Some records:
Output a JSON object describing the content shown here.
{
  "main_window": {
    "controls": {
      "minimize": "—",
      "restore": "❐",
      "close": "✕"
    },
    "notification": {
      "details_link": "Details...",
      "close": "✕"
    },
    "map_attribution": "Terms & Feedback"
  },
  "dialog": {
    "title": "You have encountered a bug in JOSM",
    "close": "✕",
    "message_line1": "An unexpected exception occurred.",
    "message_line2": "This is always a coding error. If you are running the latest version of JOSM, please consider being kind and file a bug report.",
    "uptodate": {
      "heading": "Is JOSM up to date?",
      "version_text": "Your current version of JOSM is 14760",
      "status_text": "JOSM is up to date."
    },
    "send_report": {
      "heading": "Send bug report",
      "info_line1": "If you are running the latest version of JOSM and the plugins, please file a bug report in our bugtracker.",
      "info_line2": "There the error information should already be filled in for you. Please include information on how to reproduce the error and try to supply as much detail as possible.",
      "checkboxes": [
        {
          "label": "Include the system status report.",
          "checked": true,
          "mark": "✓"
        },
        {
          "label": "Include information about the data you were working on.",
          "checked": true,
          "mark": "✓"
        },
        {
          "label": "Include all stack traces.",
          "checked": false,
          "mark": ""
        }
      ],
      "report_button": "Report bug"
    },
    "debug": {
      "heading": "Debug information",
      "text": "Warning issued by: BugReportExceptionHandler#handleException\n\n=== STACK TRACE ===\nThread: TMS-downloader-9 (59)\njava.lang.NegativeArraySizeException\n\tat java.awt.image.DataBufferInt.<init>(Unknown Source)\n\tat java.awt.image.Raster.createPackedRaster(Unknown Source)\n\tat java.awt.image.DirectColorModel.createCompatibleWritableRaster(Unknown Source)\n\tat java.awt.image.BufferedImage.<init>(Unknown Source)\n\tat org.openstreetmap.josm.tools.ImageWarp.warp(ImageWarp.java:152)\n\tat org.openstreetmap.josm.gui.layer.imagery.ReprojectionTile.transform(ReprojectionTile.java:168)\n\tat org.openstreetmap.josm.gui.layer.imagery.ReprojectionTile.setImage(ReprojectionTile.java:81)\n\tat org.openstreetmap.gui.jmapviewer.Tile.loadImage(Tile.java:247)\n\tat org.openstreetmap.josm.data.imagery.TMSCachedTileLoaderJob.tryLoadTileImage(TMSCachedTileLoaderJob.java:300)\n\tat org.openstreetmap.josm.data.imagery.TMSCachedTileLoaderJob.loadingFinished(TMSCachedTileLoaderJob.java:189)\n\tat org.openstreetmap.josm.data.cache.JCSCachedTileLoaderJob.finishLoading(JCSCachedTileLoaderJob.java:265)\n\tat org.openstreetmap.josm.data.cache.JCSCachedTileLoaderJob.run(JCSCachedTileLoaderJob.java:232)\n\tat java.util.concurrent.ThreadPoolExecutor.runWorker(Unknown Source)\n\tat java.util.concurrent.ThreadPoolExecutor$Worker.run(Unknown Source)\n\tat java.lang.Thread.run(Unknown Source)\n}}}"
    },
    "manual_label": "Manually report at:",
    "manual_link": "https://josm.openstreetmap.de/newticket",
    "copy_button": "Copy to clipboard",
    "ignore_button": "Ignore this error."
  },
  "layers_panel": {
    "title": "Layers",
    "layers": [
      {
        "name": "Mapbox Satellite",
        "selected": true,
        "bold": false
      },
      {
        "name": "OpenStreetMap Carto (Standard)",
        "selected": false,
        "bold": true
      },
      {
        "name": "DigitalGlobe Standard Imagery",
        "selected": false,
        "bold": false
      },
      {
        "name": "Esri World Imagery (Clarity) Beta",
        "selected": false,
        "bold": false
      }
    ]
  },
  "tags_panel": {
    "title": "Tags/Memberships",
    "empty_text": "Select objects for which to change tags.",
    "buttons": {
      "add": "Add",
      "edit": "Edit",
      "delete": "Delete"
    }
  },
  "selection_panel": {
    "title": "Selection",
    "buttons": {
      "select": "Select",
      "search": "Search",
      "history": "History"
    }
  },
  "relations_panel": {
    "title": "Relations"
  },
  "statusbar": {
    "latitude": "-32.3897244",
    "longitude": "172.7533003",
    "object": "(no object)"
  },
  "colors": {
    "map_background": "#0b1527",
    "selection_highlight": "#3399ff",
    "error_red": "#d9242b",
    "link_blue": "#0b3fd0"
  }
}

_PROBLEM DESCRIPTION_
Using the listing above, locate the lines that hold "running" and copy each one.

_ANSWER TO THIS EXERCISE_
    "message_line2": "This is always a coding error. If you are running the latest version of JOSM, please consider being kind and file a bug report.",
      "info_line1": "If you are running the latest version of JOSM and the plugins, please file a bug report in our bugtracker.",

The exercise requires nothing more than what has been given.